• [What to produce] In the entries below, identify every line with the string "Hokkaido" and copy it.

• [Provided entries]
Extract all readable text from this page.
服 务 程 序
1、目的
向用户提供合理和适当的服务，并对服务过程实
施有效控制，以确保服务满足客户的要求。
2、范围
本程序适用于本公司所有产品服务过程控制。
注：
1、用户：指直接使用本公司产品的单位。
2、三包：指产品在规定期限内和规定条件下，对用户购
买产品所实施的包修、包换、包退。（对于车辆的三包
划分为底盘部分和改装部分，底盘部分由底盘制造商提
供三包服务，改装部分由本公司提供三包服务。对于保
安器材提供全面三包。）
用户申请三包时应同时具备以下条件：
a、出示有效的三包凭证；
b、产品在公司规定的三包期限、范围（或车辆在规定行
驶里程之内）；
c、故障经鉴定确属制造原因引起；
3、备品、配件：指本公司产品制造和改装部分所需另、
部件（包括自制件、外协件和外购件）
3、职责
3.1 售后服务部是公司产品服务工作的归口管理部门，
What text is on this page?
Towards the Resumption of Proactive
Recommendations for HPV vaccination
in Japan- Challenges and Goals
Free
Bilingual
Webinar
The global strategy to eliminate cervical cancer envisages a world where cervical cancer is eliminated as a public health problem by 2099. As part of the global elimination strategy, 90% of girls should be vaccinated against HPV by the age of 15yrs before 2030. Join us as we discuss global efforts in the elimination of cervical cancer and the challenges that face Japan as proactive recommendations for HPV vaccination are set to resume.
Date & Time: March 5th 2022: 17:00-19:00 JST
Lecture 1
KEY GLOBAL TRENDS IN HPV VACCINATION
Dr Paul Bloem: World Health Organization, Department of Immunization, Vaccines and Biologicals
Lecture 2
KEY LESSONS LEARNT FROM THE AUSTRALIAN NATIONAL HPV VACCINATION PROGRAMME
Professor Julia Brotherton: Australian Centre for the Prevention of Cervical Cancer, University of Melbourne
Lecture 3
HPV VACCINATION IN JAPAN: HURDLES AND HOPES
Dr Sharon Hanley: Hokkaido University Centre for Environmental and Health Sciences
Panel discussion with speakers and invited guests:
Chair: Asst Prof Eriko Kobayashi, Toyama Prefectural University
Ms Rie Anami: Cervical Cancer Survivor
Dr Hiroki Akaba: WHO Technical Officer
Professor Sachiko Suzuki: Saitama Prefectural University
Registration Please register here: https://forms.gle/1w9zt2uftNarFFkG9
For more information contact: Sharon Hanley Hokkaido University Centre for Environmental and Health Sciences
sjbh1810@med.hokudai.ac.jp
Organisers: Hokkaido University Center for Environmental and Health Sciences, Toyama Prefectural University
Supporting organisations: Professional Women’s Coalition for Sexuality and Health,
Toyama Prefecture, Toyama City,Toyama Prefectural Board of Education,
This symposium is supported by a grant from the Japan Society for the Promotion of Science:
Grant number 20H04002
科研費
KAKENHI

• [Complete answer]
Dr Sharon Hanley: Hokkaido University Centre for Environmental and Health Sciences
For more information contact: Sharon Hanley Hokkaido University Centre for Environmental and Health Sciences
Organisers: Hokkaido University Center for Environmental and Health Sciences, Toyama Prefectural University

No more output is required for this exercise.